#### [Short problem]
Output the material word for word. Leave each picture out.
====
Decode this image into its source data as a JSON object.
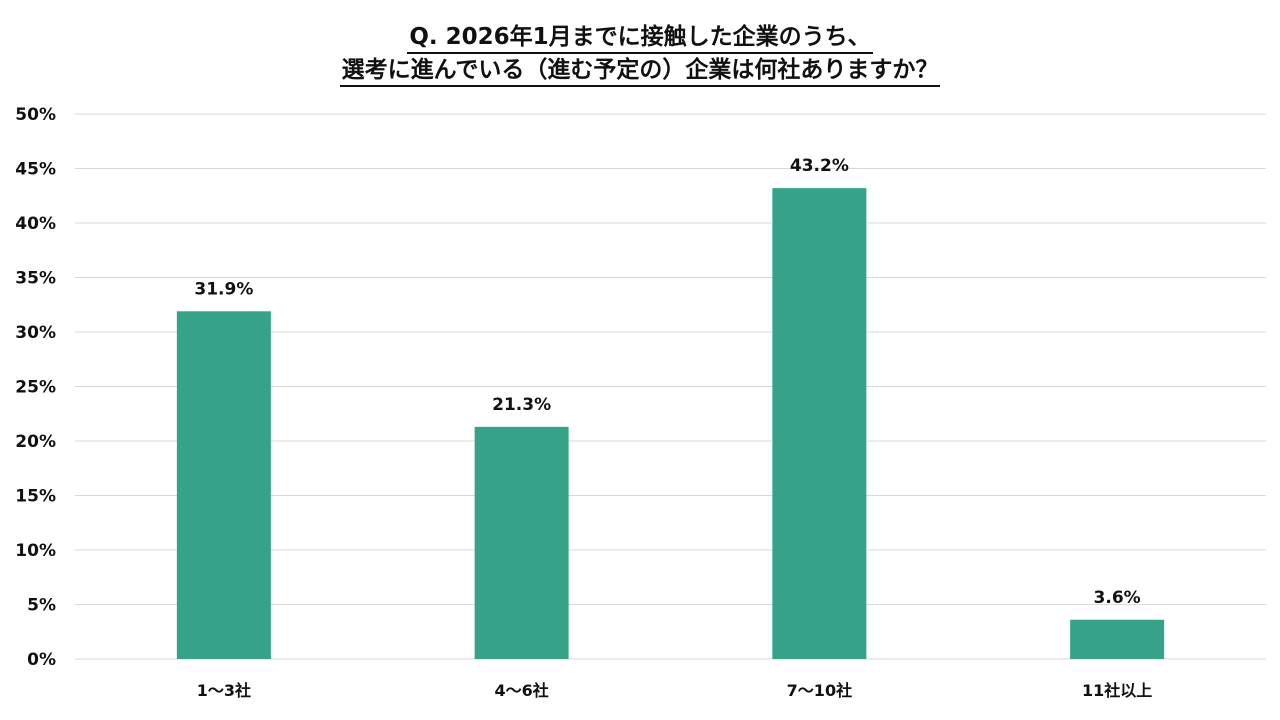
{
  "title_lines": [
    "Q. 2026年1月までに接触した企業のうち、",
    "選考に進んでいる（進む予定の）企業は何社ありますか？"
  ],
  "chart_data": {
    "type": "bar",
    "title": "Q. 2026年1月までに接触した企業のうち、選考に進んでいる（進む予定の）企業は何社ありますか？",
    "categories": [
      "1～3社",
      "4～6社",
      "7～10社",
      "11社以上"
    ],
    "values": [
      31.9,
      21.3,
      43.2,
      3.6
    ],
    "value_labels": [
      "31.9%",
      "21.3%",
      "43.2%",
      "3.6%"
    ],
    "y_ticks": [
      "0%",
      "5%",
      "10%",
      "15%",
      "20%",
      "25%",
      "30%",
      "35%",
      "40%",
      "45%",
      "50%"
    ],
    "ylim": [
      0,
      50
    ],
    "xlabel": "",
    "ylabel": "",
    "grid": true,
    "legend": "none",
    "bar_color": "#36a287",
    "grid_color": "#d9d9d9"
  }
}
====
#### [Task solution]
Decode this image into its source data as a JSON object.
{
  "title_lines": [
    "Q. 2026年1月までに接触した企業のうち、",
    "選考に進んでいる（進む予定の）企業は何社ありますか？"
  ],
  "chart_data": {
    "type": "bar",
    "title": "Q. 2026年1月までに接触した企業のうち、選考に進んでいる（進む予定の）企業は何社ありますか？",
    "categories": [
      "1～3社",
      "4～6社",
      "7～10社",
      "11社以上"
    ],
    "values": [
      31.9,
      21.3,
      43.2,
      3.6
    ],
    "value_labels": [
      "31.9%",
      "21.3%",
      "43.2%",
      "3.6%"
    ],
    "y_ticks": [
      "0%",
      "5%",
      "10%",
      "15%",
      "20%",
      "25%",
      "30%",
      "35%",
      "40%",
      "45%",
      "50%"
    ],
    "ylim": [
      0,
      50
    ],
    "xlabel": "",
    "ylabel": "",
    "grid": true,
    "legend": "none",
    "bar_color": "#36a287",
    "grid_color": "#d9d9d9"
  }
}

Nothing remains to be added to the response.